▶ Information shown:
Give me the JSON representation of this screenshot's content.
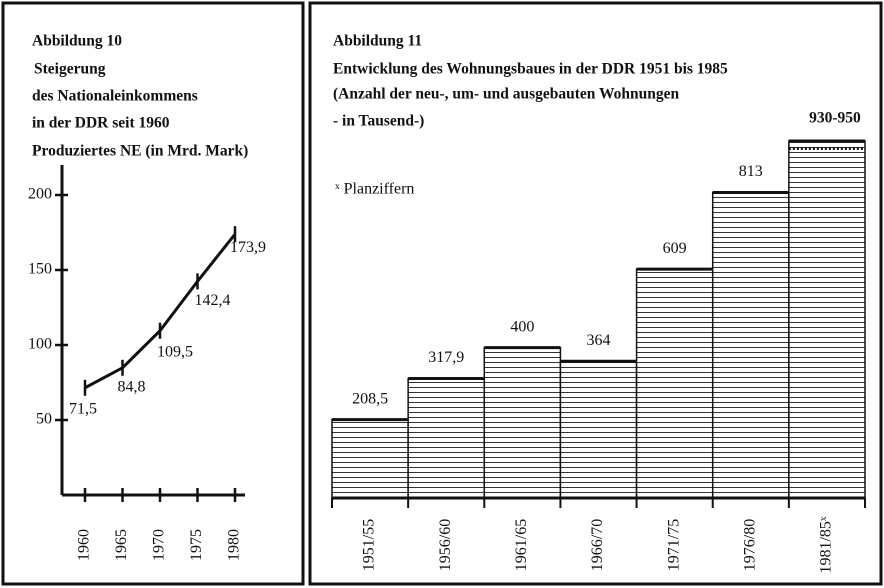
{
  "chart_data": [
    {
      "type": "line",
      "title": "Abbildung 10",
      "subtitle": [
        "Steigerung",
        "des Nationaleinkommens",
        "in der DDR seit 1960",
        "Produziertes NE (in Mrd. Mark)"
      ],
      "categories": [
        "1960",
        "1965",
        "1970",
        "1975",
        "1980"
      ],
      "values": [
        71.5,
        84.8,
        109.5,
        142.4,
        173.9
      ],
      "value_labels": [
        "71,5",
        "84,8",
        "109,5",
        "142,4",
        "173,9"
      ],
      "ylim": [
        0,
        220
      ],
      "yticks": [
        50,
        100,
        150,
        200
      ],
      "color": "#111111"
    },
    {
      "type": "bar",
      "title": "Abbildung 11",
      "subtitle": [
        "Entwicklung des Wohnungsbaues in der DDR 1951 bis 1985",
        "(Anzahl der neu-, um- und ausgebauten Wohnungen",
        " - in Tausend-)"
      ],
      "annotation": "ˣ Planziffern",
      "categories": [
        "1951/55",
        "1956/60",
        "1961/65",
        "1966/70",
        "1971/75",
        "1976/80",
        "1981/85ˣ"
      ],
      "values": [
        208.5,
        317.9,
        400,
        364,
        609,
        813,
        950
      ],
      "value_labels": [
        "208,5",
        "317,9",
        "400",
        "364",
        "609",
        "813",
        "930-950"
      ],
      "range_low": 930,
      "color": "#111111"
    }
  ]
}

▶ Challenge: All of the lines above should be printed exactly, minus the pictures.

▶ Solution to the problem:
Give me the JSON representation of this screenshot's content.
{
  "chart_data": [
    {
      "type": "line",
      "title": "Abbildung 10",
      "subtitle": [
        "Steigerung",
        "des Nationaleinkommens",
        "in der DDR seit 1960",
        "Produziertes NE (in Mrd. Mark)"
      ],
      "categories": [
        "1960",
        "1965",
        "1970",
        "1975",
        "1980"
      ],
      "values": [
        71.5,
        84.8,
        109.5,
        142.4,
        173.9
      ],
      "value_labels": [
        "71,5",
        "84,8",
        "109,5",
        "142,4",
        "173,9"
      ],
      "ylim": [
        0,
        220
      ],
      "yticks": [
        50,
        100,
        150,
        200
      ],
      "color": "#111111"
    },
    {
      "type": "bar",
      "title": "Abbildung 11",
      "subtitle": [
        "Entwicklung des Wohnungsbaues in der DDR 1951 bis 1985",
        "(Anzahl der neu-, um- und ausgebauten Wohnungen",
        " - in Tausend-)"
      ],
      "annotation": "ˣ Planziffern",
      "categories": [
        "1951/55",
        "1956/60",
        "1961/65",
        "1966/70",
        "1971/75",
        "1976/80",
        "1981/85ˣ"
      ],
      "values": [
        208.5,
        317.9,
        400,
        364,
        609,
        813,
        950
      ],
      "value_labels": [
        "208,5",
        "317,9",
        "400",
        "364",
        "609",
        "813",
        "930-950"
      ],
      "range_low": 930,
      "color": "#111111"
    }
  ]
}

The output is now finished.